● **What the task requires**
Each line containing the word "Allocation" needs to be copied.

● **Provided information**

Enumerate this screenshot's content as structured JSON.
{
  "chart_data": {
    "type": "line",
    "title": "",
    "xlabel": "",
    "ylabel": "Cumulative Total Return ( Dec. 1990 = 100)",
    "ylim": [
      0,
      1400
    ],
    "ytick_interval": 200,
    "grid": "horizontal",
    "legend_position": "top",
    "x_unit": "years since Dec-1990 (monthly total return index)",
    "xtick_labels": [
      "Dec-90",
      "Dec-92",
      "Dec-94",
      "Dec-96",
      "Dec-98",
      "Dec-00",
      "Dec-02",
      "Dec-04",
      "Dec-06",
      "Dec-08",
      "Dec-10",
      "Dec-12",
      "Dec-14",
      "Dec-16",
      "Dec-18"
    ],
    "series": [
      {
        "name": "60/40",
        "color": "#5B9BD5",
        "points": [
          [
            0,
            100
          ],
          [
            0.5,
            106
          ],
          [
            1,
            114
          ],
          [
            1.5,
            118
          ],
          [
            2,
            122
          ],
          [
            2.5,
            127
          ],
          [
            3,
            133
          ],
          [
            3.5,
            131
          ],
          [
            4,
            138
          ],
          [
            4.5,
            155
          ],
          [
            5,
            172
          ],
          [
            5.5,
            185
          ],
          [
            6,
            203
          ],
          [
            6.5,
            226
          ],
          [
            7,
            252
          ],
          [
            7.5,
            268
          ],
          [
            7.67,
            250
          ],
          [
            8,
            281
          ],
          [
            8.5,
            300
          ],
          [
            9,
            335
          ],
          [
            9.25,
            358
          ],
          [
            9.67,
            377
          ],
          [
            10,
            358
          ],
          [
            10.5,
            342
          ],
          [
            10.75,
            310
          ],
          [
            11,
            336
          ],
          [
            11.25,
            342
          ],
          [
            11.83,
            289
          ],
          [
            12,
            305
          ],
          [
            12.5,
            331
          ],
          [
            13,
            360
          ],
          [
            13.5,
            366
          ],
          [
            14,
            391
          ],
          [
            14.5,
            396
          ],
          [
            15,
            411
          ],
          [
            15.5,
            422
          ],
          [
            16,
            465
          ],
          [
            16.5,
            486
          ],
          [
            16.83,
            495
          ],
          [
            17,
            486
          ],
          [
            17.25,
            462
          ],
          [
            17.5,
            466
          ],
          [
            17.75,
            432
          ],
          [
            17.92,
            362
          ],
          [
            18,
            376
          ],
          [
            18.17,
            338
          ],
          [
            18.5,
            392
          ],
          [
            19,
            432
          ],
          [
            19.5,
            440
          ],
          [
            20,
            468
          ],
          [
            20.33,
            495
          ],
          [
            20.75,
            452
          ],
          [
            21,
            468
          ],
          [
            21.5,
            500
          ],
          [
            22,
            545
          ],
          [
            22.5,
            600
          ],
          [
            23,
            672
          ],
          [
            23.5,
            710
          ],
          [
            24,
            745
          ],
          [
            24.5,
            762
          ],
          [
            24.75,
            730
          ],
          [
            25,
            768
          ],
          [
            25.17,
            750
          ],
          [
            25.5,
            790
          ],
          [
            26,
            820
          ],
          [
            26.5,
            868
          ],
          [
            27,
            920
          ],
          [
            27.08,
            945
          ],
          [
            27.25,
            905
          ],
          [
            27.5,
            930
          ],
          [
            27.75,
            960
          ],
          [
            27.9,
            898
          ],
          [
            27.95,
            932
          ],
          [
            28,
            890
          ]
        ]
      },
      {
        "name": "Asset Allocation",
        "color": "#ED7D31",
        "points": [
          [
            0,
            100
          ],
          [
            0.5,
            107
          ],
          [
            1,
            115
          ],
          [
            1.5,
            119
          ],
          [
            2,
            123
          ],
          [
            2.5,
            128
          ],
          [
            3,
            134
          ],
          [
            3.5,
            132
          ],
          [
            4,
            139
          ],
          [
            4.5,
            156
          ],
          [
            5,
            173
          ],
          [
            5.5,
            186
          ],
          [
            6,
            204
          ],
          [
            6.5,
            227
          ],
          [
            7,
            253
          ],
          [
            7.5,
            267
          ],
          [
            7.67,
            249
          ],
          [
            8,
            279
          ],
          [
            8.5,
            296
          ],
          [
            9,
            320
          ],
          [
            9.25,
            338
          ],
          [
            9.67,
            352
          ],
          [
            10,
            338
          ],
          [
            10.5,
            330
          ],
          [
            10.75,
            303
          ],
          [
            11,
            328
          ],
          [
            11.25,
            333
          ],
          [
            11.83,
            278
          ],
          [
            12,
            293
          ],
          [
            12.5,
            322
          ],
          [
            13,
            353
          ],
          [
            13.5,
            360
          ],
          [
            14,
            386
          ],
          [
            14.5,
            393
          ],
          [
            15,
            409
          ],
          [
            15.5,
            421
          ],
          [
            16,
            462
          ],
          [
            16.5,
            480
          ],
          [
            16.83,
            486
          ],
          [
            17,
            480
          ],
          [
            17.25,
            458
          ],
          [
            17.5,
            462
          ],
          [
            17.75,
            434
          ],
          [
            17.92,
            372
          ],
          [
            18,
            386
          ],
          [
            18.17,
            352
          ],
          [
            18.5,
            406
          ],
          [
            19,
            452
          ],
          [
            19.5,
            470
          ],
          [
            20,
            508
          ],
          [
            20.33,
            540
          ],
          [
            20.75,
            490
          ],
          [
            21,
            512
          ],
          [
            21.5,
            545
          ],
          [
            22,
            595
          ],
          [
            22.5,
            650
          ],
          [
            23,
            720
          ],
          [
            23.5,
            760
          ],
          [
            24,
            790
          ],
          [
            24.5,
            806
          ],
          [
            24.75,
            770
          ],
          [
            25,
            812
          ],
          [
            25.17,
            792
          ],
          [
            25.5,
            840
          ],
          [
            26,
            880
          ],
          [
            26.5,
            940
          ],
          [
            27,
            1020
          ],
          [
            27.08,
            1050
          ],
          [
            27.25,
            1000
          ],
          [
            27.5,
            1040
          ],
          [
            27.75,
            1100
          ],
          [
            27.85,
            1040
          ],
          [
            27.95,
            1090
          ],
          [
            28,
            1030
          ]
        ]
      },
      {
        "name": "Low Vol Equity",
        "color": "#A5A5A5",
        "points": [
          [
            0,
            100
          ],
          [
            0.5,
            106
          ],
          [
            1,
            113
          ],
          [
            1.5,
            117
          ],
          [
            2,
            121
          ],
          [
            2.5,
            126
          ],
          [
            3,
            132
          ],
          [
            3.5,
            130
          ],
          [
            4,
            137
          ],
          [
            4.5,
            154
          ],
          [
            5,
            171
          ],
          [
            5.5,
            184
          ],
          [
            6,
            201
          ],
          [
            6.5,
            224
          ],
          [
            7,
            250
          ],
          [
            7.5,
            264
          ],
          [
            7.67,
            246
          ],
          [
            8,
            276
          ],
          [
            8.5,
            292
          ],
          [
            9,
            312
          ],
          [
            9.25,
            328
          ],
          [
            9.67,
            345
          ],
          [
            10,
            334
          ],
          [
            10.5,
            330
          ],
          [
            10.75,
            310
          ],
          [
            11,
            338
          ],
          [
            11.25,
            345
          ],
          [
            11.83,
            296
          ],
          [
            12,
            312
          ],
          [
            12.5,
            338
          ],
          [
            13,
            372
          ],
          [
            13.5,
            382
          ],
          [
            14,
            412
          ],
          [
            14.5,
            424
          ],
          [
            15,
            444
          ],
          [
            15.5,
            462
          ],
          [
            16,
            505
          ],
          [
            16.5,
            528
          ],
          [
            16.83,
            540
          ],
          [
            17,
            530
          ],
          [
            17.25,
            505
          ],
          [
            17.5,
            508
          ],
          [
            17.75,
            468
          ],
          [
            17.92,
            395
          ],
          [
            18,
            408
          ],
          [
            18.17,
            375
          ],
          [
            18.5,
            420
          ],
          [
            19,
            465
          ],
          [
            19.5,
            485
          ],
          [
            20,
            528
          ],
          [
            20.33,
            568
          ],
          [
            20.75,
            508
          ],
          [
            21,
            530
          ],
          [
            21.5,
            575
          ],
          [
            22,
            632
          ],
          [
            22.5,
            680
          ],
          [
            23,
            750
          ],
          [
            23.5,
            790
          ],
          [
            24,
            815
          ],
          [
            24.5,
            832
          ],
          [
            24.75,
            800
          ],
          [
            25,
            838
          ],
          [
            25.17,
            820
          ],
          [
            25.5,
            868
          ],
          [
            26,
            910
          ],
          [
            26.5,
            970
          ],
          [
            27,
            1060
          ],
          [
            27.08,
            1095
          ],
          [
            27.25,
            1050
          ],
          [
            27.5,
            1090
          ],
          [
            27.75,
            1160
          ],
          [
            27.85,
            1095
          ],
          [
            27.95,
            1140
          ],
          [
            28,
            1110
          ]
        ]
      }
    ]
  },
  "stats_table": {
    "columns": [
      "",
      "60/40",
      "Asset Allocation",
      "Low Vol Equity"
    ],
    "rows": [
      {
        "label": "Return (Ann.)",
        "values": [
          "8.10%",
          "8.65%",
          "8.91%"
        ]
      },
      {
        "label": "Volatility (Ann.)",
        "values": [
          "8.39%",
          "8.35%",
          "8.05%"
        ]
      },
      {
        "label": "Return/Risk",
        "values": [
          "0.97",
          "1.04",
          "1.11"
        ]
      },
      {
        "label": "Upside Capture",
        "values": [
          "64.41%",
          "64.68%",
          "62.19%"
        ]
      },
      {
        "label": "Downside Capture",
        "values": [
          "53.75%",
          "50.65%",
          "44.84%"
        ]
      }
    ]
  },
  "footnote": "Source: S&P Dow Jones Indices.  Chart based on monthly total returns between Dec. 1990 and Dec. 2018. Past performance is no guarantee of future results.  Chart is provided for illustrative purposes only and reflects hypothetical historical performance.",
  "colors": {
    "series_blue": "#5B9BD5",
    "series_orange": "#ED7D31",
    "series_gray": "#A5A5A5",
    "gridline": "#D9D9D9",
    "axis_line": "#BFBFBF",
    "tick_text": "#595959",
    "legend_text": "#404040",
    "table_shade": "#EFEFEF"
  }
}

● **Written response**
        "name": "Asset Allocation",
      "Asset Allocation",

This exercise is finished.